(Records that describe figures)
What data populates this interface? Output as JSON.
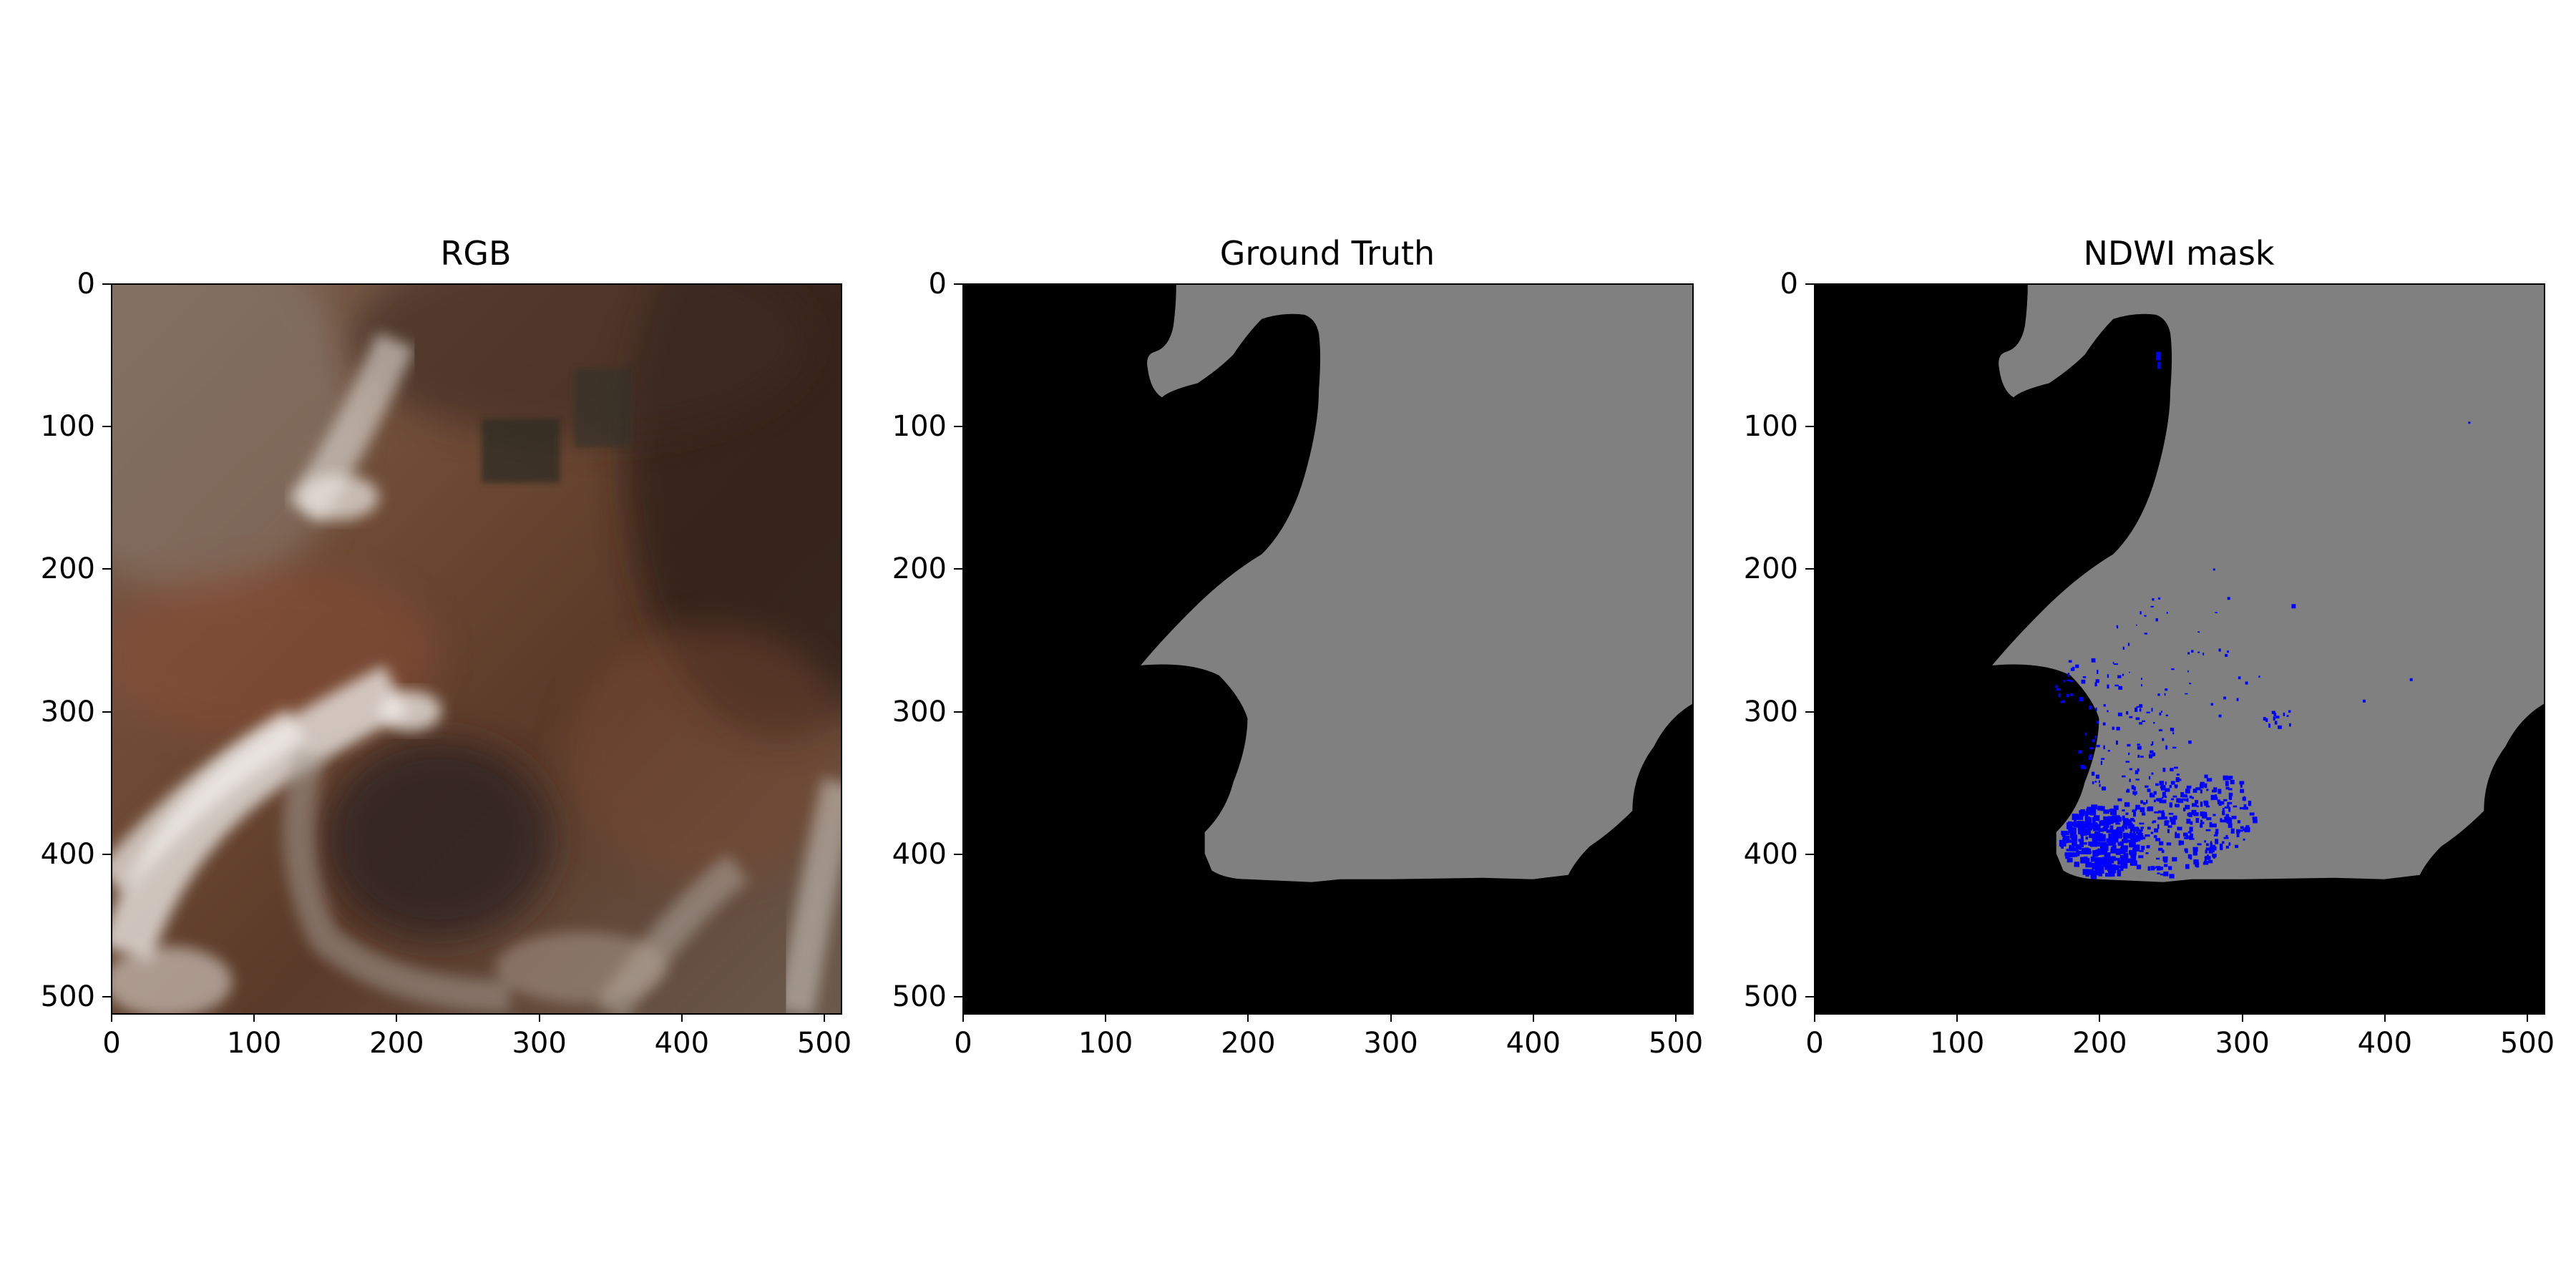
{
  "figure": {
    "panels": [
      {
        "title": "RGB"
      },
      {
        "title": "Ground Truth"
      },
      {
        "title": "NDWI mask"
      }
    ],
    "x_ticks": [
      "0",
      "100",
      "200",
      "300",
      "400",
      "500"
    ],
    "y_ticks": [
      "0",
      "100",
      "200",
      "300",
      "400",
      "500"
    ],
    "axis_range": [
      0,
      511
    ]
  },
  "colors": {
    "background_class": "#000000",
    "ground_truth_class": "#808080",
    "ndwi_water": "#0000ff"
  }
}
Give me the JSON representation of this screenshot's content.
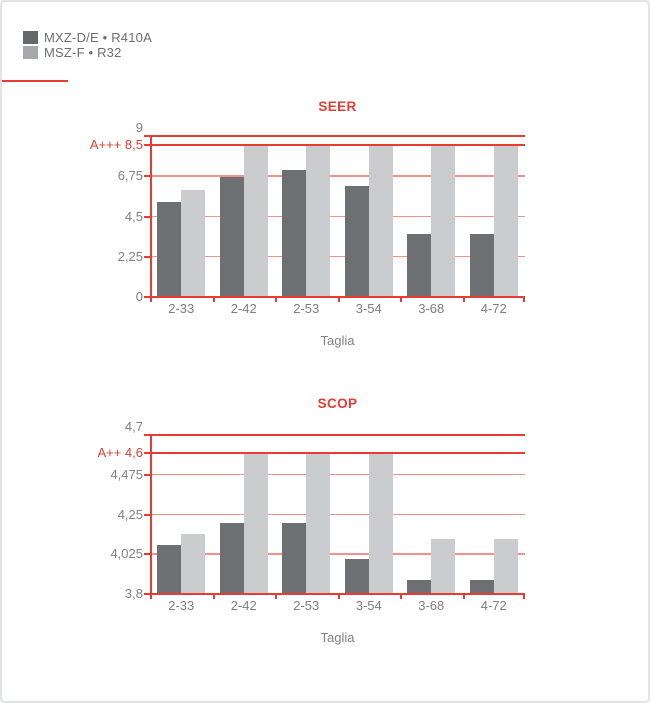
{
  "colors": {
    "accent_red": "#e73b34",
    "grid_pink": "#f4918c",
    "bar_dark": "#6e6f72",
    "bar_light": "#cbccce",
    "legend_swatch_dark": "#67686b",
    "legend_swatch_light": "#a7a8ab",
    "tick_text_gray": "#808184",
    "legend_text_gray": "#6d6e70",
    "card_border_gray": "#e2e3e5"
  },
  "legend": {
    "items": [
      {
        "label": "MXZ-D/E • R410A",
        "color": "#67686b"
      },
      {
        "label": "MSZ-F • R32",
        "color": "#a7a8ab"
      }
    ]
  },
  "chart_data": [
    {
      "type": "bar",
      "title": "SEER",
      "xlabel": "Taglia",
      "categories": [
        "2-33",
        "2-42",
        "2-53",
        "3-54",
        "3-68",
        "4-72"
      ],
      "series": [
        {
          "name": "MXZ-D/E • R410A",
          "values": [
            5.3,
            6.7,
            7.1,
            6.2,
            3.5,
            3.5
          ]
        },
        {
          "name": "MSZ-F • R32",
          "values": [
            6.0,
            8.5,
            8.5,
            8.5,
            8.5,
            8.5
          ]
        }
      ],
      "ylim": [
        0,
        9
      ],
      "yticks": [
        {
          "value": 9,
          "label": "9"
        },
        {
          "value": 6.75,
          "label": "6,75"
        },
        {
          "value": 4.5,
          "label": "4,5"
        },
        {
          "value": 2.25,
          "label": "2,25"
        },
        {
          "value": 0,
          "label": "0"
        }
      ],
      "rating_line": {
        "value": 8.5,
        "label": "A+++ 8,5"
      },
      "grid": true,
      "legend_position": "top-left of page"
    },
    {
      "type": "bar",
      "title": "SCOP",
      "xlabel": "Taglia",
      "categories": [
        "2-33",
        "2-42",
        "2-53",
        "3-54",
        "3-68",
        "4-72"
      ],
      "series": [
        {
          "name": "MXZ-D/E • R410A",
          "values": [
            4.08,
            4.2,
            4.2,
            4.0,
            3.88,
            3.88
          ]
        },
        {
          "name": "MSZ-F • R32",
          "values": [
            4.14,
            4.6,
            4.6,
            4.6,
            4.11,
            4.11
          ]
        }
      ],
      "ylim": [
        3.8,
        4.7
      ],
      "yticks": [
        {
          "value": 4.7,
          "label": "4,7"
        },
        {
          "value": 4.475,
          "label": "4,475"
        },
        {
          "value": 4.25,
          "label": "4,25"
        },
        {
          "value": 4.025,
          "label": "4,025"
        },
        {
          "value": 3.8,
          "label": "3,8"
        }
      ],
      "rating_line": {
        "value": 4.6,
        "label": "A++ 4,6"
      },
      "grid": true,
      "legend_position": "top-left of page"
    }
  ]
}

[Request] Pull out every line containing "JSON".

[The completed task]
What data populates this interface? Output as JSON.
Give me the JSON representation of this screenshot's content.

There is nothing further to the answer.